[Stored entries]
— Begin —
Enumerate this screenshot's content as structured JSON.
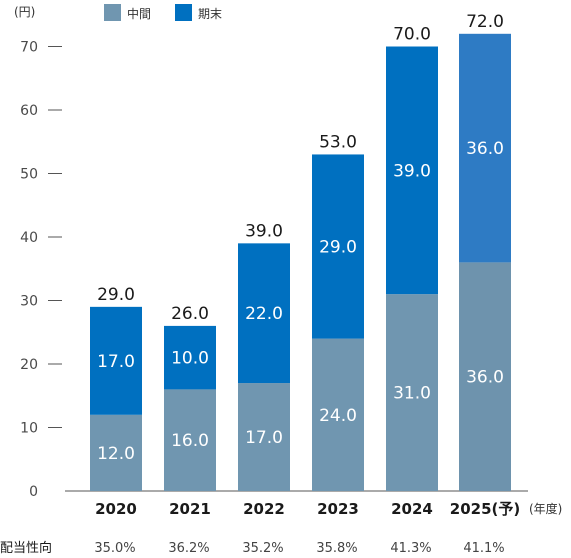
{
  "chart_data": {
    "type": "bar",
    "stacked": true,
    "unit_label": "(円)",
    "x_unit_label": "(年度)",
    "categories": [
      "2020",
      "2021",
      "2022",
      "2023",
      "2024",
      "2025(予)"
    ],
    "series": [
      {
        "name": "中間",
        "color": "#7096b0",
        "values": [
          12.0,
          16.0,
          17.0,
          24.0,
          31.0,
          36.0
        ],
        "labels": [
          "12.0",
          "16.0",
          "17.0",
          "24.0",
          "31.0",
          "36.0"
        ]
      },
      {
        "name": "期末",
        "color": "#0070c0",
        "values": [
          17.0,
          10.0,
          22.0,
          29.0,
          39.0,
          36.0
        ],
        "labels": [
          "17.0",
          "10.0",
          "22.0",
          "29.0",
          "39.0",
          "36.0"
        ]
      }
    ],
    "last_bar_colors": [
      "#6e93ad",
      "#2e7bc4"
    ],
    "totals": [
      "29.0",
      "26.0",
      "39.0",
      "53.0",
      "70.0",
      "72.0"
    ],
    "ylim": [
      0,
      72
    ],
    "yticks": [
      0,
      10,
      20,
      30,
      40,
      50,
      60,
      70
    ],
    "ytick_labels": [
      "0",
      "10",
      "20",
      "30",
      "40",
      "50",
      "60",
      "70"
    ],
    "legend_position": "top-left",
    "grid": false,
    "payout_label": "配当性向",
    "payout_ratios": [
      "35.0%",
      "36.2%",
      "35.2%",
      "35.8%",
      "41.3%",
      "41.1%"
    ]
  }
}
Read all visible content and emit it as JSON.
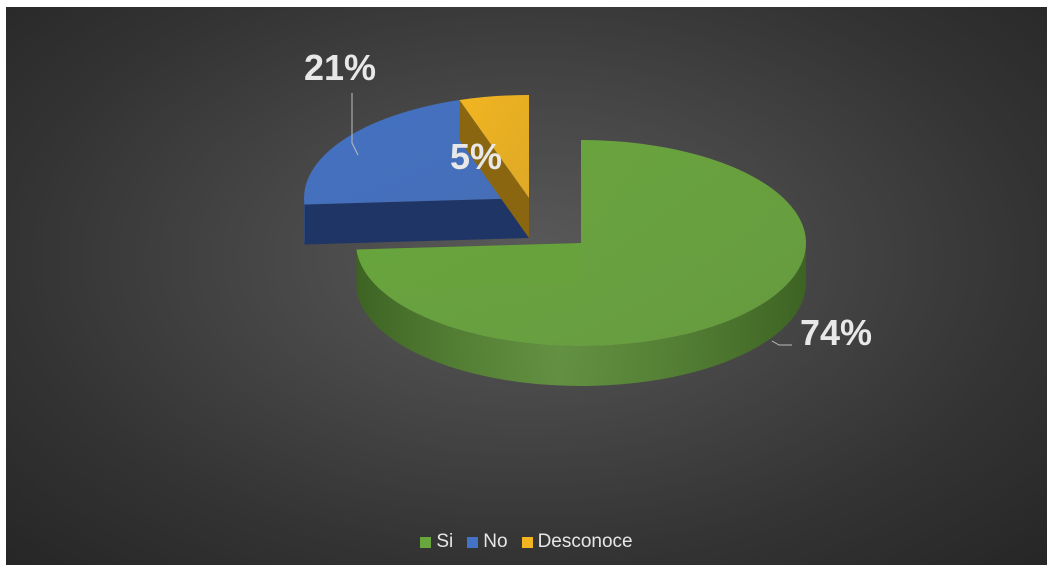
{
  "chart_data": {
    "type": "pie",
    "style": "3d-exploded",
    "categories": [
      "Si",
      "No",
      "Desconoce"
    ],
    "values": [
      74,
      21,
      5
    ],
    "value_labels": [
      "74%",
      "21%",
      "5%"
    ],
    "colors": [
      "#6aa63e",
      "#4472c4",
      "#f2b521"
    ],
    "side_colors": [
      "#3d6323",
      "#1f3566",
      "#8a6610"
    ],
    "legend_position": "bottom",
    "title": ""
  }
}
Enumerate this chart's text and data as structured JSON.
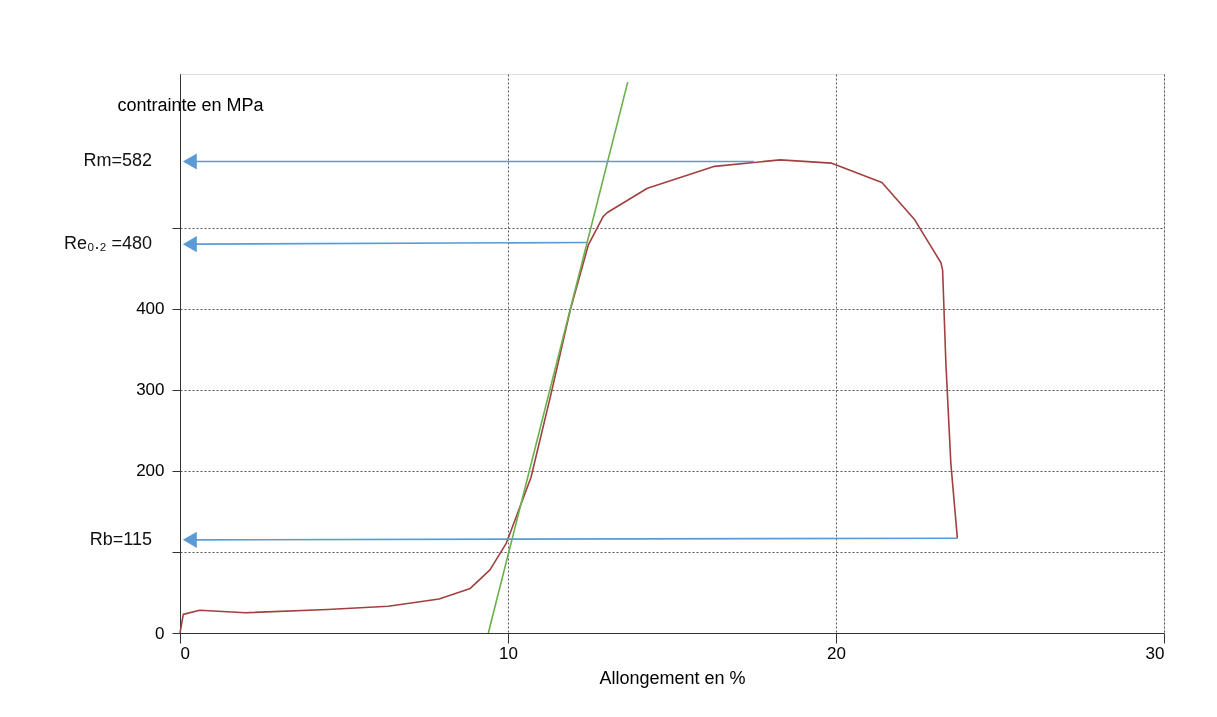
{
  "chart_data": {
    "type": "line",
    "xlabel": "Allongement en %",
    "ylabel": "contrainte en MPa",
    "xlim": [
      0,
      30
    ],
    "xticks": [
      0,
      10,
      20,
      30
    ],
    "ylim": [
      0,
      690
    ],
    "yticks": [
      0,
      {
        "value": 100,
        "label": null
      },
      200,
      300,
      400,
      {
        "value": 500,
        "label": null
      }
    ],
    "grid": true,
    "legend": false,
    "series": [
      {
        "color": "#a0403f",
        "x": [
          0,
          0.1,
          0.6,
          2.0,
          4.5,
          6.35,
          7.9,
          8.85,
          9.45,
          9.95,
          10.7,
          11.3,
          11.9,
          12.45,
          12.9,
          13.03,
          14.25,
          16.3,
          18.3,
          19.85,
          21.4,
          22.4,
          23.2,
          23.25,
          23.35,
          23.5,
          23.7
        ],
        "values": [
          0,
          23,
          28,
          25,
          29,
          33,
          42,
          55,
          78,
          111,
          192,
          293,
          399,
          479,
          514,
          519,
          549,
          576,
          584,
          580,
          556,
          510,
          457,
          448,
          333,
          210,
          117
        ]
      },
      {
        "color": "#6ab04c",
        "x": [
          9.4,
          13.65
        ],
        "values": [
          0,
          680
        ]
      },
      {
        "color": "#5b9bd5",
        "marker": "triangle",
        "x": [
          17.5,
          0.3
        ],
        "values": [
          582,
          582
        ]
      },
      {
        "color": "#5b9bd5",
        "marker": "triangle",
        "x": [
          12.4,
          0.3
        ],
        "values": [
          482,
          480
        ]
      },
      {
        "color": "#5b9bd5",
        "marker": "triangle",
        "x": [
          23.7,
          0.3
        ],
        "values": [
          117,
          115
        ]
      }
    ],
    "annotations": [
      "Rm=582",
      "Re₀.₂ =480",
      "Rb=115"
    ]
  }
}
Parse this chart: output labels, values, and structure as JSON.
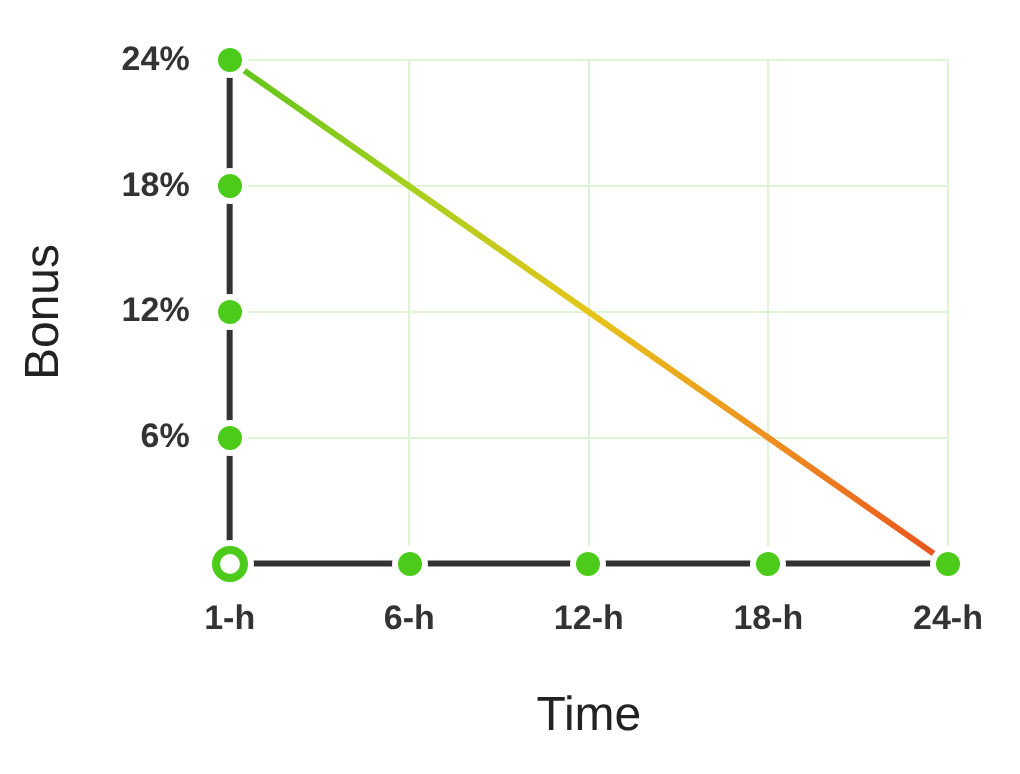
— End —
**PROBLEM TO WORK ON**
Copy out every line from the data above that has "Enumerate" in it.

**THE SOLUTION**
Enumerate this screenshot's content as structured JSON.
Enumerate this chart's text and data as structured JSON.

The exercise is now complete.